## Document

╭──

Car Merchant street est au coeur du Vieux-Rangoun, où chaque pas révèle un bâtiment de l’époque coloniale, habituellement rénové sans art, avec ajout de grilles métalliques ou de fenêtres en plastique, quand il n’est pas tout simplement laissé à l’abandon.

Le « 491-501 » est aujourd’hui un édifice populaire plein de vie, avec cafés, échoppe de soupe de nouilles, librairie, local où l’on recycle les vieux journaux ou encore un coiffeur pour hommes.

Parmi ses quelque 80 résidents, Shan Kumar, un commerçant hindou de 43 ans qui habite au rez-de-chaussée, se dit heureux que l’immeuble « connaisse une nouvelle naissance ».

« Les habitants sont contents du bâtiment, il est beau. Cela attire l’attention des gens, ce qui est un aspect clef de ce projet test: que les gens réfléchissent à leur héritage », explique Harry Wardill, de l’ONG Turquoise Mountain, qui a supervisé les travaux de rénovation, d’un coût de plus de 300.000 euros.

╰──

## Consigne A
Dressez la liste de tous les commerces et services que le document mentionne dans l'immeuble « 491-501 ».
Le document et les entrées constituent deux ensembles de matériaux indépendants.

## Entrées de l'exercice

╭──

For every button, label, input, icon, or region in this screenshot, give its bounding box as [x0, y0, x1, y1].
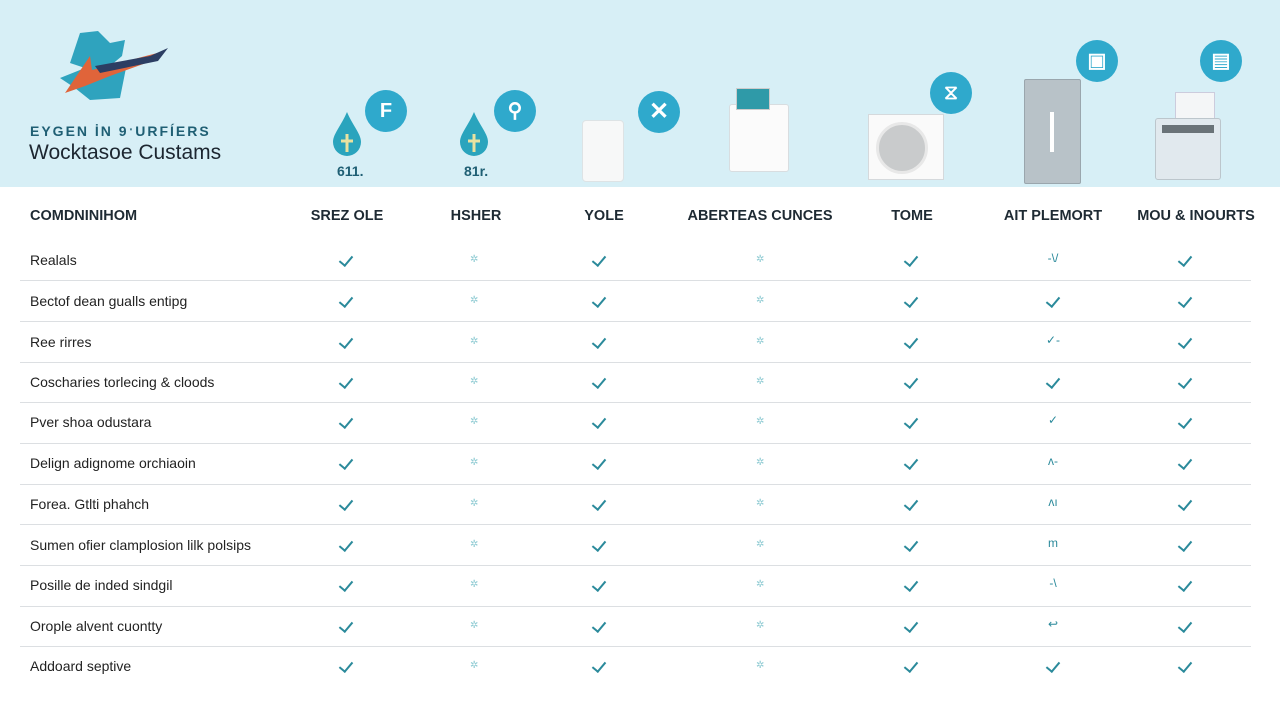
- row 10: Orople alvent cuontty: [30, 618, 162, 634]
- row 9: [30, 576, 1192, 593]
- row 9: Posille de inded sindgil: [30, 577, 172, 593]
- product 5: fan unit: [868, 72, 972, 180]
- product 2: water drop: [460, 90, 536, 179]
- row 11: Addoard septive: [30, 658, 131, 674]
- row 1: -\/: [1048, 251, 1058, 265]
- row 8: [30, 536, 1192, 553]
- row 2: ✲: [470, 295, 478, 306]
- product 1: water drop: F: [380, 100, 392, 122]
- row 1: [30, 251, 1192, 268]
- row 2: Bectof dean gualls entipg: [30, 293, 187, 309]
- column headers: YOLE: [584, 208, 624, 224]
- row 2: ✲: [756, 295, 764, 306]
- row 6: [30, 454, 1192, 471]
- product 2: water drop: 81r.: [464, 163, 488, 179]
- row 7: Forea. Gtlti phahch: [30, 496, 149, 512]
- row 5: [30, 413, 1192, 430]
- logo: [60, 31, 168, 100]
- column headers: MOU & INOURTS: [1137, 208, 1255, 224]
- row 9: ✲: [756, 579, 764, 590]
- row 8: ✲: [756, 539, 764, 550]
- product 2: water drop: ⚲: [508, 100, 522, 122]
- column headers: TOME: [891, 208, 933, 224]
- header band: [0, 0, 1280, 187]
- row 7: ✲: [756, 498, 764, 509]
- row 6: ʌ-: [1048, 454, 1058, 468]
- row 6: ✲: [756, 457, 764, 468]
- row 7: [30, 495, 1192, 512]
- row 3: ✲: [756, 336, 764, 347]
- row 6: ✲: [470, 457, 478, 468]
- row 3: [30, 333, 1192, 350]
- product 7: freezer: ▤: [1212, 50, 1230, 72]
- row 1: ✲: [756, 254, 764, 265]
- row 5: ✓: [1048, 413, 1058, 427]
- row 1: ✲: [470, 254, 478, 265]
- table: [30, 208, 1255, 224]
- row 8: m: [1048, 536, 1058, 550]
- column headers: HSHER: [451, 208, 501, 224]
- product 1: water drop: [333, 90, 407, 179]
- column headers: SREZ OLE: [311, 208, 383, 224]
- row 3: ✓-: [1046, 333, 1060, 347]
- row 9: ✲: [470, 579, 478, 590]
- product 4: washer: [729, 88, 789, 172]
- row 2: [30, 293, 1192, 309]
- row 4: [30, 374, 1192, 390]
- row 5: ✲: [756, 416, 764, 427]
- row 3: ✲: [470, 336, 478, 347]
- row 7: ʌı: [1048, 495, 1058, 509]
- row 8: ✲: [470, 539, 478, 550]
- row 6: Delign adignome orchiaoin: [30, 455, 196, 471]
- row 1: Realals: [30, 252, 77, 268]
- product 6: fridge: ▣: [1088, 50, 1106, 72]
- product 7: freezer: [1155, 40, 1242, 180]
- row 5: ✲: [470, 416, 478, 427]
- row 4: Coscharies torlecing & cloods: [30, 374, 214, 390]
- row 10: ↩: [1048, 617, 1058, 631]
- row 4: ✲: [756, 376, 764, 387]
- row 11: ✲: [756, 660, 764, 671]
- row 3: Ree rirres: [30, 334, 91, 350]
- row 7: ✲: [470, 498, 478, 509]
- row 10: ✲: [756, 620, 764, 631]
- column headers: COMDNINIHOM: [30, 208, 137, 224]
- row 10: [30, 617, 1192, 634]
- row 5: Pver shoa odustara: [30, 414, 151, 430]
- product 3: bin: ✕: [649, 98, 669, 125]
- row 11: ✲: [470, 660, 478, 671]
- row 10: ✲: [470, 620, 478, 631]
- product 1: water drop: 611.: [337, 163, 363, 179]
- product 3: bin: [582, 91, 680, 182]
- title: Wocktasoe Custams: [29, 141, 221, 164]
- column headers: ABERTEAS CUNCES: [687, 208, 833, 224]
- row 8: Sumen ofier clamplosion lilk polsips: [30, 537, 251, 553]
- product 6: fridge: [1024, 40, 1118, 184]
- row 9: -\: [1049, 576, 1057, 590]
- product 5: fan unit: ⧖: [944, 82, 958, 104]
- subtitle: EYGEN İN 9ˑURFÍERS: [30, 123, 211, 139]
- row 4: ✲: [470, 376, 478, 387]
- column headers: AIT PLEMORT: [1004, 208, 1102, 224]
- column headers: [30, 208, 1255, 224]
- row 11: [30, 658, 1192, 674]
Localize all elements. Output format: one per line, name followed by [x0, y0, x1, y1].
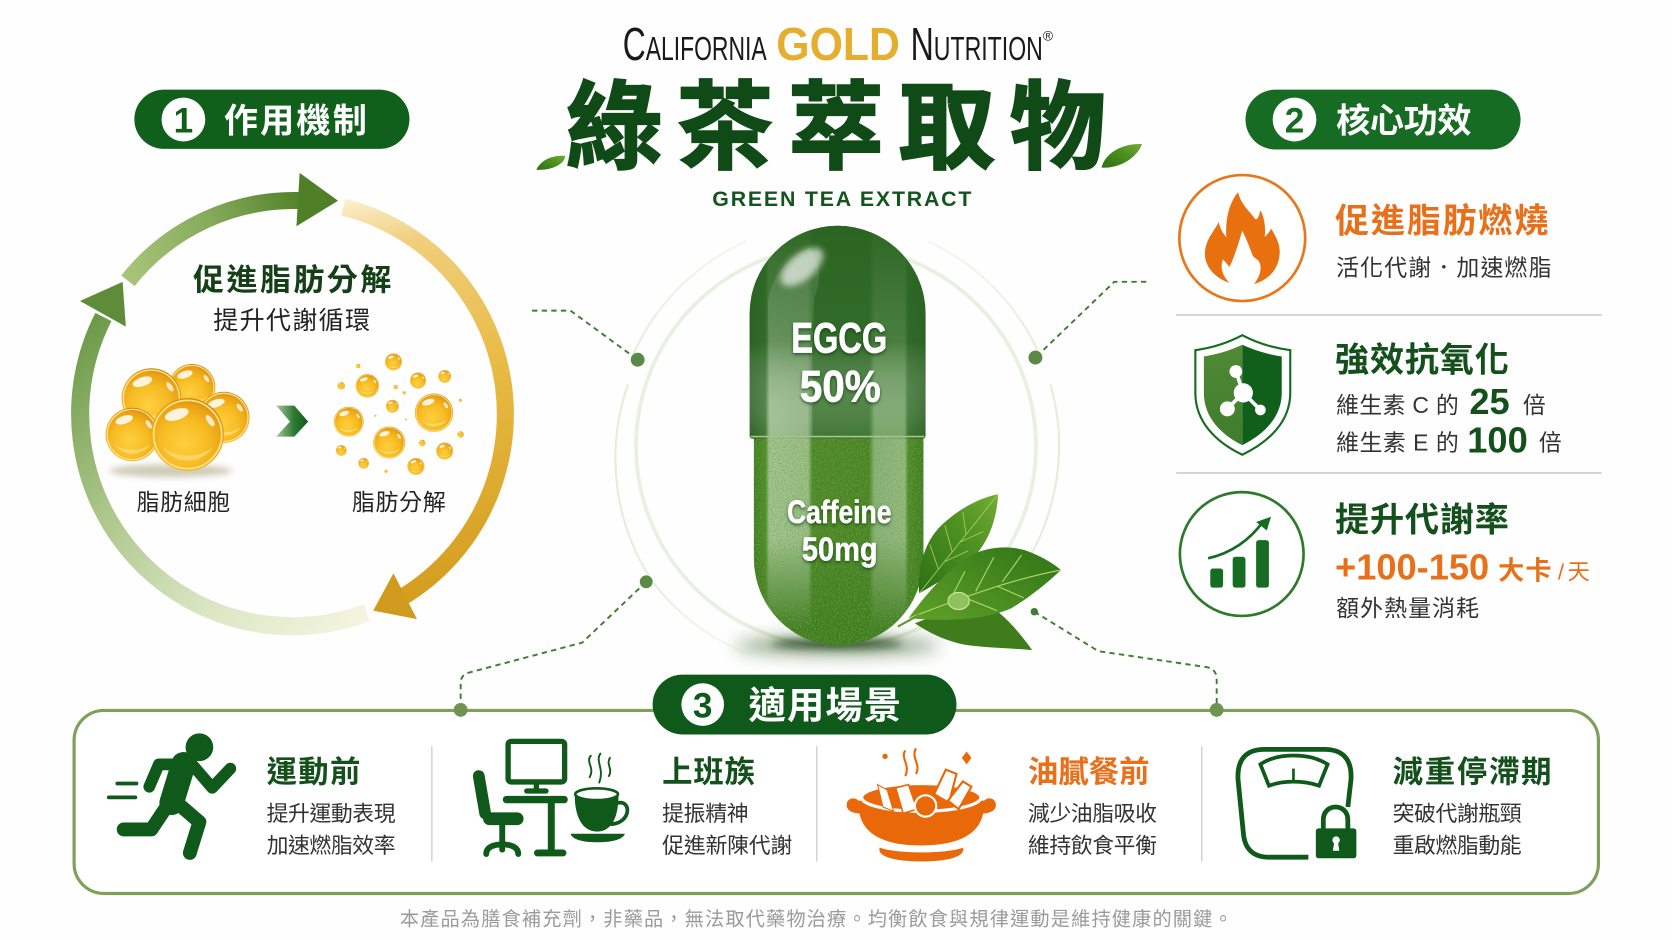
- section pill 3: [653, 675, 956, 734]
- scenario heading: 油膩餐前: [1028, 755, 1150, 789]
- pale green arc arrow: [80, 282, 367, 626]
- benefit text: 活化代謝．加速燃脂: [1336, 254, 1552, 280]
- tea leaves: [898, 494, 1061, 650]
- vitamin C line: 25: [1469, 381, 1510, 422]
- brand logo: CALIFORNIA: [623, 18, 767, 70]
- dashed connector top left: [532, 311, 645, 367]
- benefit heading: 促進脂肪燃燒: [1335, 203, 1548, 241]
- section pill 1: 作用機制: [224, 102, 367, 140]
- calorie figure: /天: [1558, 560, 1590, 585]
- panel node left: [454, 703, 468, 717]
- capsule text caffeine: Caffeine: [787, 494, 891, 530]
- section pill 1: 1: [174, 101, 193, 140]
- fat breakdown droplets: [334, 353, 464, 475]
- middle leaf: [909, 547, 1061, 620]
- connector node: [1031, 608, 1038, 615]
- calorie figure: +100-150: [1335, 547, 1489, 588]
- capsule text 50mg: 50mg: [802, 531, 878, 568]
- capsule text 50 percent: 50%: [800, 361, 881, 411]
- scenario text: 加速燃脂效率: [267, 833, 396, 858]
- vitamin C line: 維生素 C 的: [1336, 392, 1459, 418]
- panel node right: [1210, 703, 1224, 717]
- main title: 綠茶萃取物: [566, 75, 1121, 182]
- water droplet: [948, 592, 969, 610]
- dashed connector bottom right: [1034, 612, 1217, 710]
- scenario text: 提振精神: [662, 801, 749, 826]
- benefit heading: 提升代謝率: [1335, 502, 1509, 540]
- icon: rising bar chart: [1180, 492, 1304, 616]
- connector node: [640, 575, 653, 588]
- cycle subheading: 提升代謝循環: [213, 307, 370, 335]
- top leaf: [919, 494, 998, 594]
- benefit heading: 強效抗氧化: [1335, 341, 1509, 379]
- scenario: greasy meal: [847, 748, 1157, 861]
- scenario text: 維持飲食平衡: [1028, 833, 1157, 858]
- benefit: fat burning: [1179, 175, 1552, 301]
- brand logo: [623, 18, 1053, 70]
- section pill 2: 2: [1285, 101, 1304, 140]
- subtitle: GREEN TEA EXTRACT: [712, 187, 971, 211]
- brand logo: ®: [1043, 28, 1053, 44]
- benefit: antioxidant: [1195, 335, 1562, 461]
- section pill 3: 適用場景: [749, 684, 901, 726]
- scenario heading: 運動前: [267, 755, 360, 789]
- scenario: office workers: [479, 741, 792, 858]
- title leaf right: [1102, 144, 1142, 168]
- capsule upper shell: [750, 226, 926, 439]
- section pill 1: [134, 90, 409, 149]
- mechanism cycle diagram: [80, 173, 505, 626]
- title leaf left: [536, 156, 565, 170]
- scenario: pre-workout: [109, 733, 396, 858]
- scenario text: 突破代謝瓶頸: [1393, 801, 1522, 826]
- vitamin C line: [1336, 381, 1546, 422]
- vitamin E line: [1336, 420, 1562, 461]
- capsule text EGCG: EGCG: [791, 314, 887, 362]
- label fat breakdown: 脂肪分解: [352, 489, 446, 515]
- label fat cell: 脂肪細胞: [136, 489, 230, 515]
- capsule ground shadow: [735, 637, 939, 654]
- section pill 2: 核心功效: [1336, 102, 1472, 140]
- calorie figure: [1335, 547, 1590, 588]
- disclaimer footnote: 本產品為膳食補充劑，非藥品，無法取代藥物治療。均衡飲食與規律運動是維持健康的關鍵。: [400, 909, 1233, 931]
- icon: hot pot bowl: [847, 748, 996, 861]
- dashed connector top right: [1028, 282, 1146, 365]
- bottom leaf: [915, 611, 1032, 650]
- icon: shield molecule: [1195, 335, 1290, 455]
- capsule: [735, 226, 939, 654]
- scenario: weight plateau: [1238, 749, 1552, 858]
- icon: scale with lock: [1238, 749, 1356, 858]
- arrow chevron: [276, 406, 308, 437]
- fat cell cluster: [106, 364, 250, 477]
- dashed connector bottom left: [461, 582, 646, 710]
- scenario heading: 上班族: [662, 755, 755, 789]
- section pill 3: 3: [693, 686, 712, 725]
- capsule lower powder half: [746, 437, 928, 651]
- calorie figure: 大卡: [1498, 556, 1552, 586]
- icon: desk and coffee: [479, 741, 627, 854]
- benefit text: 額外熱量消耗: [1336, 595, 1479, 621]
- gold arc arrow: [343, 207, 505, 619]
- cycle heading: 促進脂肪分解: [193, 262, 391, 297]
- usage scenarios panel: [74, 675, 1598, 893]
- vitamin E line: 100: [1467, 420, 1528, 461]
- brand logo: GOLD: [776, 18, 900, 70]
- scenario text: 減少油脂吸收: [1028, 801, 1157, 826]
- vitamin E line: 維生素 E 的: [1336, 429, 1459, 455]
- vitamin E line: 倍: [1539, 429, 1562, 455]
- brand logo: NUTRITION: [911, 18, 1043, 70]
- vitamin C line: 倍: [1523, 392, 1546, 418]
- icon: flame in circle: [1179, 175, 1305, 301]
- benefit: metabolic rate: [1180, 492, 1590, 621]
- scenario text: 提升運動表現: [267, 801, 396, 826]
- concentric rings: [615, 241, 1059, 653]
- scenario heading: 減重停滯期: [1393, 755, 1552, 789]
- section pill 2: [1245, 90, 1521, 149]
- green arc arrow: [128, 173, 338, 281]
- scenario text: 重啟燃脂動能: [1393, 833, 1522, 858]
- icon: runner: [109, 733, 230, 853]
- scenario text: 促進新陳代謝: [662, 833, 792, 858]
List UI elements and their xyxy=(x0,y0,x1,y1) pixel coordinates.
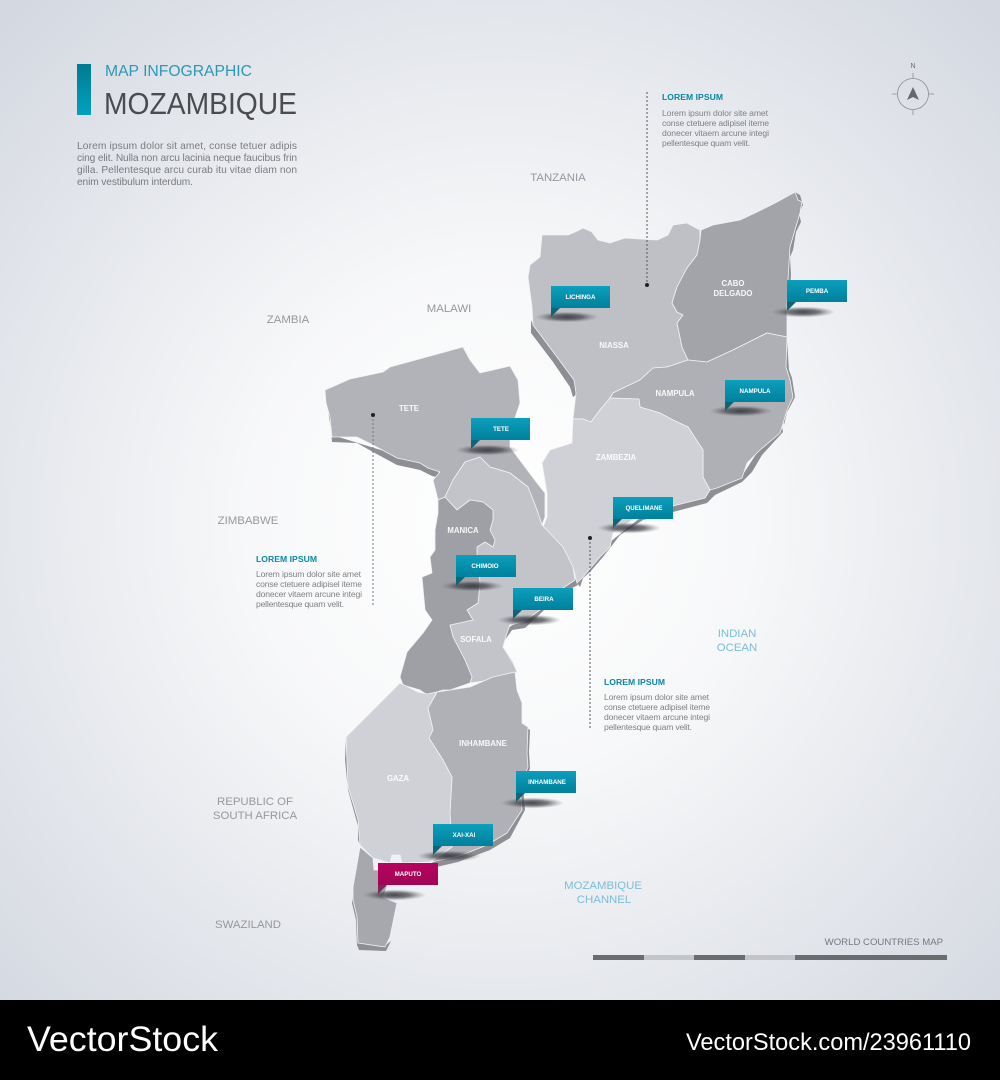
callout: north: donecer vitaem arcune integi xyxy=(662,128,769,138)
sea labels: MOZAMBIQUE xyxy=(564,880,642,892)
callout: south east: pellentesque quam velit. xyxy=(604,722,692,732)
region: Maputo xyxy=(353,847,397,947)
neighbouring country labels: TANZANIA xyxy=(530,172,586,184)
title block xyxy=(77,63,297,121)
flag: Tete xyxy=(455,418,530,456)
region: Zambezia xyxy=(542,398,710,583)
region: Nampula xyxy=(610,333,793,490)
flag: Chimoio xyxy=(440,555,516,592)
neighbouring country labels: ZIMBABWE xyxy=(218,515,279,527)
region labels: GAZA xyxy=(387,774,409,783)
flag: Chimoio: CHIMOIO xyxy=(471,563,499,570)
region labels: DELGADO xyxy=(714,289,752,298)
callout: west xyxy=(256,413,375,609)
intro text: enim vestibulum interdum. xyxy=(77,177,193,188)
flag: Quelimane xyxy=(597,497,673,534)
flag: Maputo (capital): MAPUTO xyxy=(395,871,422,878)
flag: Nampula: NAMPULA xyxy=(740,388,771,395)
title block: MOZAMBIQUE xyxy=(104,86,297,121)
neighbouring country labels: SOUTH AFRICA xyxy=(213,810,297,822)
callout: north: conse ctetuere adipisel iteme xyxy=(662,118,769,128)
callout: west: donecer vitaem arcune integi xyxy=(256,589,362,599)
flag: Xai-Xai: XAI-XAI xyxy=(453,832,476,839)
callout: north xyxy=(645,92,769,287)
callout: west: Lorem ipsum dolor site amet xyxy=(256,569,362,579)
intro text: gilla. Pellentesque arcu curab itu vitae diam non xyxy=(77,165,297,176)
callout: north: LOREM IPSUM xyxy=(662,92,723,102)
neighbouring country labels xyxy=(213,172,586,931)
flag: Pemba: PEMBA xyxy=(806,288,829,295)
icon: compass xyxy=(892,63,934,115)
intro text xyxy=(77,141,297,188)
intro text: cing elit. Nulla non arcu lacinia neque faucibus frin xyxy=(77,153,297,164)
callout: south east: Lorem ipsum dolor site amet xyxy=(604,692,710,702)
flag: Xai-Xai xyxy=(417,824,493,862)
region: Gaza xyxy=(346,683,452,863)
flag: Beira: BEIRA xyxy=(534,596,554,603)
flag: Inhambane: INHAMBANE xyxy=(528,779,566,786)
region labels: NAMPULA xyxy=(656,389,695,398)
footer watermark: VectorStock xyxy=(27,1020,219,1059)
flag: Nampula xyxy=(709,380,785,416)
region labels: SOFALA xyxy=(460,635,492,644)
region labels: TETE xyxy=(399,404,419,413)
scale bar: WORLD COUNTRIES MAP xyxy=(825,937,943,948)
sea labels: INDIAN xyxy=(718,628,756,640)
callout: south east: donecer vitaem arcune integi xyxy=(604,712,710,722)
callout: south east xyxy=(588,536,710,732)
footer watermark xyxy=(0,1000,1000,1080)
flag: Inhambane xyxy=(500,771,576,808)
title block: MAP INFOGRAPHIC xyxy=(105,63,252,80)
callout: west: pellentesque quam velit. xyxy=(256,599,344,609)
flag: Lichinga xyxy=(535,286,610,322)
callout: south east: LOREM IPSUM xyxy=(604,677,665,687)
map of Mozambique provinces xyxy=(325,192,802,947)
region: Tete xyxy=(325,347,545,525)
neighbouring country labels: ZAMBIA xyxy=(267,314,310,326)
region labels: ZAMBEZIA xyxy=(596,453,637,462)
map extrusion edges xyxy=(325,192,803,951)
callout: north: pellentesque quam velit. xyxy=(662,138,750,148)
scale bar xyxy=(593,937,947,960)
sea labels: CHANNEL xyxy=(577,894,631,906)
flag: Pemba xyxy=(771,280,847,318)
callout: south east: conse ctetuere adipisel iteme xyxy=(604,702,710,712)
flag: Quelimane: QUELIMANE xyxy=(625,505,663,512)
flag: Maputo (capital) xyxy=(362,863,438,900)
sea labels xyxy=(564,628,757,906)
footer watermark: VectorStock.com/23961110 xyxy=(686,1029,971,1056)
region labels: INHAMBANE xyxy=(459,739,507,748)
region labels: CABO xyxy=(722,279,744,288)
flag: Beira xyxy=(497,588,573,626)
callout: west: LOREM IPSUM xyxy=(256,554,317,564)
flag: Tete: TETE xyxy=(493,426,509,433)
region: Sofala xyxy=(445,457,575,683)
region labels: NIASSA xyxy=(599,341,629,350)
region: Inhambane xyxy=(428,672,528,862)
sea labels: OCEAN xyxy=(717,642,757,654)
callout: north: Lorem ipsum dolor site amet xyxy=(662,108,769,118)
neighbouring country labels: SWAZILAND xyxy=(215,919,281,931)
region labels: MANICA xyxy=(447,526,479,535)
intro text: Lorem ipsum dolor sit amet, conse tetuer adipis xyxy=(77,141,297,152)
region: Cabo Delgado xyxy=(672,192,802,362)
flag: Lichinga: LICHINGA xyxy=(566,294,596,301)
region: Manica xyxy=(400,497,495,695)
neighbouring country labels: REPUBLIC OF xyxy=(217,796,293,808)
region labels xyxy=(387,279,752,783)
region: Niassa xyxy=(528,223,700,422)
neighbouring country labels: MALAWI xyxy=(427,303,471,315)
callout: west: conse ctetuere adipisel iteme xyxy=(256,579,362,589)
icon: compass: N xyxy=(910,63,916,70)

╰──

## Consigne B
Extrayez des entrées chaque ligne qui contient la chaîne « amet », en tenant compte de la casse.

## Réponse complète A
- cafés
- échoppe de soupe de nouilles
- librairie
- local où l'on recycle les vieux journaux
- coiffeur pour hommes

## Réponse complète B
callout: west: Lorem ipsum dolor site amet xyxy=(256,569,362,579)
callout: south east: Lorem ipsum dolor site amet xyxy=(604,692,710,702)
callout: north: Lorem ipsum dolor site amet xyxy=(662,108,769,118)
intro text: Lorem ipsum dolor sit amet, conse tetuer adipis xyxy=(77,141,297,152)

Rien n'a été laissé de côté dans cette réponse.